Extracted records:
====================
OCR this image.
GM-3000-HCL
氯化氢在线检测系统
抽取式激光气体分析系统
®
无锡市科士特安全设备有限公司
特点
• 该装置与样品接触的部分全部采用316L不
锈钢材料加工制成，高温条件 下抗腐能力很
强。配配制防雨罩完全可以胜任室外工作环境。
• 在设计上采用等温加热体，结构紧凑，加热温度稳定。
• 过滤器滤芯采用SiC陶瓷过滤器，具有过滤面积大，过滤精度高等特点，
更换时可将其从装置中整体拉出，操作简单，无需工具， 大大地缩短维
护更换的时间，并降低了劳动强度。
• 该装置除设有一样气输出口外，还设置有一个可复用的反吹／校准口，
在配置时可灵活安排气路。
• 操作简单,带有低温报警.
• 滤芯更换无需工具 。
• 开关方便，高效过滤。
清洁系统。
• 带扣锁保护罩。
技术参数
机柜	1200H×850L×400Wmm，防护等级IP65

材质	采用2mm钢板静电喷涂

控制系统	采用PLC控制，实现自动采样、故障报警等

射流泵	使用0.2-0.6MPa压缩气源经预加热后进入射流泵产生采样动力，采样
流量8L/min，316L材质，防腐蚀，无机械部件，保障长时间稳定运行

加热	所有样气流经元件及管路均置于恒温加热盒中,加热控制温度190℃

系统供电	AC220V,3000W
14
====================
Written instruction: Above are the records; retype them all without a single difference.

Result of the exercise:
OCR this image.
GM-3000-HCL
氯化氢在线检测系统
抽取式激光气体分析系统
®
无锡市科士特安全设备有限公司
特点
• 该装置与样品接触的部分全部采用316L不
锈钢材料加工制成，高温条件 下抗腐能力很
强。配配制防雨罩完全可以胜任室外工作环境。
• 在设计上采用等温加热体，结构紧凑，加热温度稳定。
• 过滤器滤芯采用SiC陶瓷过滤器，具有过滤面积大，过滤精度高等特点，
更换时可将其从装置中整体拉出，操作简单，无需工具， 大大地缩短维
护更换的时间，并降低了劳动强度。
• 该装置除设有一样气输出口外，还设置有一个可复用的反吹／校准口，
在配置时可灵活安排气路。
• 操作简单,带有低温报警.
• 滤芯更换无需工具 。
• 开关方便，高效过滤。
清洁系统。
• 带扣锁保护罩。
技术参数
机柜	1200H×850L×400Wmm，防护等级IP65

材质	采用2mm钢板静电喷涂

控制系统	采用PLC控制，实现自动采样、故障报警等

射流泵	使用0.2-0.6MPa压缩气源经预加热后进入射流泵产生采样动力，采样
流量8L/min，316L材质，防腐蚀，无机械部件，保障长时间稳定运行

加热	所有样气流经元件及管路均置于恒温加热盒中,加热控制温度190℃

系统供电	AC220V,3000W
14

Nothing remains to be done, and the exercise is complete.